#### Data records ####

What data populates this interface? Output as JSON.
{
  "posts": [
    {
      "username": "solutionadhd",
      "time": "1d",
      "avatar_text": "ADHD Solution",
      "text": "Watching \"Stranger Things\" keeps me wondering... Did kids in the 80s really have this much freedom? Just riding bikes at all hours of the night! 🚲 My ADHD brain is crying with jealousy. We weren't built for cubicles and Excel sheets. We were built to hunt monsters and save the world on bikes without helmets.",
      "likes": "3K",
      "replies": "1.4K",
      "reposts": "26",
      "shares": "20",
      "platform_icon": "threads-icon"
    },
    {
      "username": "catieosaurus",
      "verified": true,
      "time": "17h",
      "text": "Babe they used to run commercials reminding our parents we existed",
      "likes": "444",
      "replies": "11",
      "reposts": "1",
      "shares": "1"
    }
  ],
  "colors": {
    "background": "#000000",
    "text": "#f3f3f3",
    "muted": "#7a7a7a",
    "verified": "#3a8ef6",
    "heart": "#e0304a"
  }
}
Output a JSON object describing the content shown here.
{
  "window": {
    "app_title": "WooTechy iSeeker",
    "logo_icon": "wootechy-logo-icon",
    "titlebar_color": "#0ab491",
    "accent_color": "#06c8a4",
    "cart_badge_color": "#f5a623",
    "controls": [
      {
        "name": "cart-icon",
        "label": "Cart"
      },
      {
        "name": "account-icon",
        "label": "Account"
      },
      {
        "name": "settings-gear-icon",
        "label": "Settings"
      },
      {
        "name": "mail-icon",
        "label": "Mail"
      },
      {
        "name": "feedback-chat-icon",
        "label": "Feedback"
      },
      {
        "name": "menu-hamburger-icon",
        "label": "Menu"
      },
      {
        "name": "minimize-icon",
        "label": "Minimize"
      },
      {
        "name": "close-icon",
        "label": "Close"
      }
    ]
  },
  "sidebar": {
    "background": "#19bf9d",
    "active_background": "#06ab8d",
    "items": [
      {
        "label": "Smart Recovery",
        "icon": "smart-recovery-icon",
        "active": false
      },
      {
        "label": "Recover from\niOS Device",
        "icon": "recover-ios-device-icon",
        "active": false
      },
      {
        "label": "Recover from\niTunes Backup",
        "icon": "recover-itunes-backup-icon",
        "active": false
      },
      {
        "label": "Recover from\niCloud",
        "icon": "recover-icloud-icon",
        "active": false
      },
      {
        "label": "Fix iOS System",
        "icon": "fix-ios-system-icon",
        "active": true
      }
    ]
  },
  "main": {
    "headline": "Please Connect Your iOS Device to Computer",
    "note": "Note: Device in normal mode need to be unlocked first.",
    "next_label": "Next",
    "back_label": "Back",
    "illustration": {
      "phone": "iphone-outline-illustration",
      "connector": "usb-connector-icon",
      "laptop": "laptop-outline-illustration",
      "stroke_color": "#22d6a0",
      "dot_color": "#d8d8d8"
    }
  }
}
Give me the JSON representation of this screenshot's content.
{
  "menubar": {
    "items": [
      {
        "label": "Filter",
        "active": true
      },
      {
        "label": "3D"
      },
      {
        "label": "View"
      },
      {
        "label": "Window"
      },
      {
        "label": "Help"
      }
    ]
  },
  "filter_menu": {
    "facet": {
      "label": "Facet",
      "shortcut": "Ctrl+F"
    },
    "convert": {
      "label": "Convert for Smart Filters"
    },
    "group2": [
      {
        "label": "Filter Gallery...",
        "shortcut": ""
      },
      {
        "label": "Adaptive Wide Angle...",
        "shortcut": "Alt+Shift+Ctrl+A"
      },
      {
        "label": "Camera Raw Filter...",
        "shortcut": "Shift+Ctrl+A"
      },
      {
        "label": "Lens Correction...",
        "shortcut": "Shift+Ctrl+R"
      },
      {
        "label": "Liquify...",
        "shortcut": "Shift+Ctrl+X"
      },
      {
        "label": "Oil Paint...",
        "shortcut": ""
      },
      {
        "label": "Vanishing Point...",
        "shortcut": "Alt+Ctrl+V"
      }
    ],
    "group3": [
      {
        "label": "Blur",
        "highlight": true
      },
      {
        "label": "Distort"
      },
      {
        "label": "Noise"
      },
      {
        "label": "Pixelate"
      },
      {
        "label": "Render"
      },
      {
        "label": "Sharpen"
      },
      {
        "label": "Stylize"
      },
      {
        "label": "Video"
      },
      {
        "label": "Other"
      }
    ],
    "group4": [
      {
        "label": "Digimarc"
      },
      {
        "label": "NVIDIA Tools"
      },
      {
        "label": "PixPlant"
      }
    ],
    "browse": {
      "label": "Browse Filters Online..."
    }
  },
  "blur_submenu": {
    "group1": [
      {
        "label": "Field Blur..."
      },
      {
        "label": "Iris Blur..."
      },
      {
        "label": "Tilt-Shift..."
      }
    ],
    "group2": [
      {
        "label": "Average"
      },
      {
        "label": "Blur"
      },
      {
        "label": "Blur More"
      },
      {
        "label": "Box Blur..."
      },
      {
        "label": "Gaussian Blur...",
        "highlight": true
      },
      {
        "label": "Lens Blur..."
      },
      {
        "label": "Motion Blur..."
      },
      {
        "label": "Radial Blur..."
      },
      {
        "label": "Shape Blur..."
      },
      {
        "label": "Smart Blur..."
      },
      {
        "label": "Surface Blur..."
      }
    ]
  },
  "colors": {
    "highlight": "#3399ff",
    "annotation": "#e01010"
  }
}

####

Short problem - Look for the word "shortcut" and return every line where it occurs.

Reply -
      "shortcut": "Ctrl+F"
        "shortcut": ""
        "shortcut": "Alt+Shift+Ctrl+A"
        "shortcut": "Shift+Ctrl+A"
        "shortcut": "Shift+Ctrl+R"
        "shortcut": "Shift+Ctrl+X"
        "shortcut": ""
        "shortcut": "Alt+Ctrl+V"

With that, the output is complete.